Exercise details – Look over the lines below. Report each one that includes the string "nominal".

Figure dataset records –
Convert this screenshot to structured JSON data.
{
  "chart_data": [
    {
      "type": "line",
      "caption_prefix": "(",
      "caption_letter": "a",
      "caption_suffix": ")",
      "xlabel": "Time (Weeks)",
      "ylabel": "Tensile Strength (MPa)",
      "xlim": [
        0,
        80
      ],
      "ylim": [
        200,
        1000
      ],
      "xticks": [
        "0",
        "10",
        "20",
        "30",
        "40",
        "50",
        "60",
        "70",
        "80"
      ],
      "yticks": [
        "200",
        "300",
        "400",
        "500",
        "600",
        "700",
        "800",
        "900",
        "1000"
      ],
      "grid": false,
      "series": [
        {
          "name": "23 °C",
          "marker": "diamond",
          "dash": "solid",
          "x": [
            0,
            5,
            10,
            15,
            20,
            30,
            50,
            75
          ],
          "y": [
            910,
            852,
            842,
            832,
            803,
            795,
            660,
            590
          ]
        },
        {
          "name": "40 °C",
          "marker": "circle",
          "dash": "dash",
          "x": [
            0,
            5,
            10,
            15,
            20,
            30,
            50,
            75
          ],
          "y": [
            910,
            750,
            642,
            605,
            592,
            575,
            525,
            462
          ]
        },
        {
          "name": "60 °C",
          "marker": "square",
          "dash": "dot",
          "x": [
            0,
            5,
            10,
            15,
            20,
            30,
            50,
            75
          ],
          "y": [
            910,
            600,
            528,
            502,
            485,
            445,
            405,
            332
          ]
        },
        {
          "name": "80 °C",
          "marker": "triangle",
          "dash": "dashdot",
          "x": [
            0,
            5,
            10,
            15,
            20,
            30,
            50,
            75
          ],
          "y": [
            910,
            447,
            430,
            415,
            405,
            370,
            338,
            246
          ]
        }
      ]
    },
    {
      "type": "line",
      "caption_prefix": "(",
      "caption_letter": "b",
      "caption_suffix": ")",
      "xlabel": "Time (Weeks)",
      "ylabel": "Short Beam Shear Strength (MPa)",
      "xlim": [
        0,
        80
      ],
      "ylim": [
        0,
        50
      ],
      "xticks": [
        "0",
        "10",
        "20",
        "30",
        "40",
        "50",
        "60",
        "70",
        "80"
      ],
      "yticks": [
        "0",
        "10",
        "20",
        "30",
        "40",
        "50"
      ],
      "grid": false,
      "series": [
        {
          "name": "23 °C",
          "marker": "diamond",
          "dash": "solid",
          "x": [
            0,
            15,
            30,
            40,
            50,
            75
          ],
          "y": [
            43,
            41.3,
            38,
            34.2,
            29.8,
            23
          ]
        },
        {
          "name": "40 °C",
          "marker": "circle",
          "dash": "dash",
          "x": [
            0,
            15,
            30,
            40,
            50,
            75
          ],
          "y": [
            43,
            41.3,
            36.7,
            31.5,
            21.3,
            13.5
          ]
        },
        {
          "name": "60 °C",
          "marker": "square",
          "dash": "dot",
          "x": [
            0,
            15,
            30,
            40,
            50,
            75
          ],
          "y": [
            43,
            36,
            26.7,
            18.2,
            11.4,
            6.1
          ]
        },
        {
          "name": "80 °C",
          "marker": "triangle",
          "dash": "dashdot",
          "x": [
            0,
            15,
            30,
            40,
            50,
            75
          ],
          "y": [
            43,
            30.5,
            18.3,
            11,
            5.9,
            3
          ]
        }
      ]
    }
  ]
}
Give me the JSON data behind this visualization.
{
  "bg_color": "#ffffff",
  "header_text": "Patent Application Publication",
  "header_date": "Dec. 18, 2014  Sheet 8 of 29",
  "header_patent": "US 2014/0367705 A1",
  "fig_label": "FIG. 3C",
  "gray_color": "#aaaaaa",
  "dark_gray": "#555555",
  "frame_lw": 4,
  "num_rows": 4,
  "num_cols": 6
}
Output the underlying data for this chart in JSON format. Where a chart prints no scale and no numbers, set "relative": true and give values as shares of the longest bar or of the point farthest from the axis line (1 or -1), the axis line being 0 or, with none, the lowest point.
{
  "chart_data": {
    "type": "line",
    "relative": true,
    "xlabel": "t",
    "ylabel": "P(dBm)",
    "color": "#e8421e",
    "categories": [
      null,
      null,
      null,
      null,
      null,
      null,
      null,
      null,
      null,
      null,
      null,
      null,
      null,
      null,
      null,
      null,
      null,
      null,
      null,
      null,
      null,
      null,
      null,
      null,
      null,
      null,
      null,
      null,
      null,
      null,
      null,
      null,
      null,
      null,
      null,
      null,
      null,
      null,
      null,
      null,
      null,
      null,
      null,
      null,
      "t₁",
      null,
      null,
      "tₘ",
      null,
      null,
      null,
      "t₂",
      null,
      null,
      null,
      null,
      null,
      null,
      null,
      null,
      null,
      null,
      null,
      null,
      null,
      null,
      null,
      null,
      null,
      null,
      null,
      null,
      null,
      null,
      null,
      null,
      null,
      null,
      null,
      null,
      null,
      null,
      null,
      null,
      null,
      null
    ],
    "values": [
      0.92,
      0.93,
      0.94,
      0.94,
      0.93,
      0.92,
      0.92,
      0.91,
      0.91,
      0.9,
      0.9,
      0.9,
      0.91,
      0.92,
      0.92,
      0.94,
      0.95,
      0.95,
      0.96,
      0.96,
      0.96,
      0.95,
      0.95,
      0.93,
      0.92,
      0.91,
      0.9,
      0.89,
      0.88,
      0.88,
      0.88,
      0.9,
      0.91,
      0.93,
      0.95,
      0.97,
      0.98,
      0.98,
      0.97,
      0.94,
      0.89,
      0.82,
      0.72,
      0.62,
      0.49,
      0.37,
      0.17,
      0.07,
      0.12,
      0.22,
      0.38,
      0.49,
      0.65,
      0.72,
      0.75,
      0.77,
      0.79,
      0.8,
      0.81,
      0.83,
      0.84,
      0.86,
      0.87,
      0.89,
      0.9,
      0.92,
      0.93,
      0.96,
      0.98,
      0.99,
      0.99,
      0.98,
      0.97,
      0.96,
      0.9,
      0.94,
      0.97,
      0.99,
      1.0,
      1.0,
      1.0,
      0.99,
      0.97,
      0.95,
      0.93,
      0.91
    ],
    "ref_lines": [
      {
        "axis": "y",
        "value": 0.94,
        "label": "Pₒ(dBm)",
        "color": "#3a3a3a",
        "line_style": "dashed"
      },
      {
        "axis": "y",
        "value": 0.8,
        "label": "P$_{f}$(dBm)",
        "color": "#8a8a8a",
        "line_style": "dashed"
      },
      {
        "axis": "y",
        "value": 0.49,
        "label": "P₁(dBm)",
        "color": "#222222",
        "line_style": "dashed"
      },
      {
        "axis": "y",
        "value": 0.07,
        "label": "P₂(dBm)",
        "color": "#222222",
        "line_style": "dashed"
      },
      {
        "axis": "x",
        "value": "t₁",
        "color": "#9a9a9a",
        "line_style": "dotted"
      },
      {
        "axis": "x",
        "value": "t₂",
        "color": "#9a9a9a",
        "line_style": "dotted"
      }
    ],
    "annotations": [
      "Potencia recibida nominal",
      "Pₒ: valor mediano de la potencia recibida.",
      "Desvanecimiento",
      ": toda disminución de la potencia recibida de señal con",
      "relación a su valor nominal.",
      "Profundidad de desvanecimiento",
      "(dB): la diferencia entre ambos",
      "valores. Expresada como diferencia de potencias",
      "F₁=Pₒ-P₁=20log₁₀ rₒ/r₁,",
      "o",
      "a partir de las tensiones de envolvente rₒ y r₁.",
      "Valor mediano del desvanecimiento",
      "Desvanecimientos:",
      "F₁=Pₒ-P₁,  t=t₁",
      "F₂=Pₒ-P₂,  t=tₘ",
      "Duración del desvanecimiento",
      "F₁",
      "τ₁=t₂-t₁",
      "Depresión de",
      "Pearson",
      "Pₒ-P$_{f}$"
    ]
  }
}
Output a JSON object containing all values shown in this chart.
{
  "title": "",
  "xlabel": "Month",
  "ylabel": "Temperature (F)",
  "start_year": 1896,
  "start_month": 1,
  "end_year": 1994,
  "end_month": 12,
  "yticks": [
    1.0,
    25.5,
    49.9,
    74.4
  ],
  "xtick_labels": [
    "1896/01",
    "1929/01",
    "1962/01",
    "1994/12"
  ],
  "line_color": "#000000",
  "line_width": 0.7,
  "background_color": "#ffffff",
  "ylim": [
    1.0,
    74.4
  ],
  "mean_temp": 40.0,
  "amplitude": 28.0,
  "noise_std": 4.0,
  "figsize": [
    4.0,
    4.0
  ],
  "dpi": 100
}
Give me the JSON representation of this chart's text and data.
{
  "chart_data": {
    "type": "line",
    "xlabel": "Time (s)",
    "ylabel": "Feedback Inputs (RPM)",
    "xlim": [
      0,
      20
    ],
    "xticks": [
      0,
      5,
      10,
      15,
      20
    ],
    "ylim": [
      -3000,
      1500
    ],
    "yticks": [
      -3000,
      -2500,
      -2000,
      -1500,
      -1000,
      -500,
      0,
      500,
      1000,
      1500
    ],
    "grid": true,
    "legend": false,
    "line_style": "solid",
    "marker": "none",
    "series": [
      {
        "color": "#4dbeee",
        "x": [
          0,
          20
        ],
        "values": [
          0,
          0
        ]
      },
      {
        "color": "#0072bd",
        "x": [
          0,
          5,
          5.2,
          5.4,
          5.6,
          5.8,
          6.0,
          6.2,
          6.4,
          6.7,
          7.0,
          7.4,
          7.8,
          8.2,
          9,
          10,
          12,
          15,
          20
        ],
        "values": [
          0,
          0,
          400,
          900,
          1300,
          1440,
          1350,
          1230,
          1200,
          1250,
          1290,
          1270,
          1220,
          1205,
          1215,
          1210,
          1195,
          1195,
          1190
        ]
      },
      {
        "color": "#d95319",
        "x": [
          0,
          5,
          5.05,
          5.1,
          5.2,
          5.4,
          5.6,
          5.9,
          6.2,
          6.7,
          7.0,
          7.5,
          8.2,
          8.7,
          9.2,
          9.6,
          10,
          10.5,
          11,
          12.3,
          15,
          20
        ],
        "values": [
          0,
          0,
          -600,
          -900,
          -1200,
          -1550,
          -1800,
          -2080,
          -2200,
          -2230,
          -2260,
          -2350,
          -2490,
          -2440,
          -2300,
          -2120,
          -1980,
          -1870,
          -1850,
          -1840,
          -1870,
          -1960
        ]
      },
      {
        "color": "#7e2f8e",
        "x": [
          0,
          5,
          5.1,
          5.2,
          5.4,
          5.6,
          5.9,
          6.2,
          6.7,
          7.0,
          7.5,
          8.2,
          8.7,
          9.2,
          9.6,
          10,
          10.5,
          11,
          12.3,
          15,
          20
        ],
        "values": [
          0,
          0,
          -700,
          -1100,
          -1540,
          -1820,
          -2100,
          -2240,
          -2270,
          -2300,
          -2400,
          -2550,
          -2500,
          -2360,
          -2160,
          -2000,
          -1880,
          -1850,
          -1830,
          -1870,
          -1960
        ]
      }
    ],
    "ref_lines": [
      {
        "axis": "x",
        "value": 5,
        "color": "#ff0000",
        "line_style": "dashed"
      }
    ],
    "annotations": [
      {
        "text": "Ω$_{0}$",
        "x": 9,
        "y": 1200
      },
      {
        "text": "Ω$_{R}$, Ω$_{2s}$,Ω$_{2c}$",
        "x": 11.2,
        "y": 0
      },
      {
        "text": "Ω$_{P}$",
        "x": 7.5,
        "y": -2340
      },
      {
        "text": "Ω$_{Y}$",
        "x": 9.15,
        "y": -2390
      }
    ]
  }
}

Reply –
      "Potencia recibida nominal",
      "relación a su valor nominal.",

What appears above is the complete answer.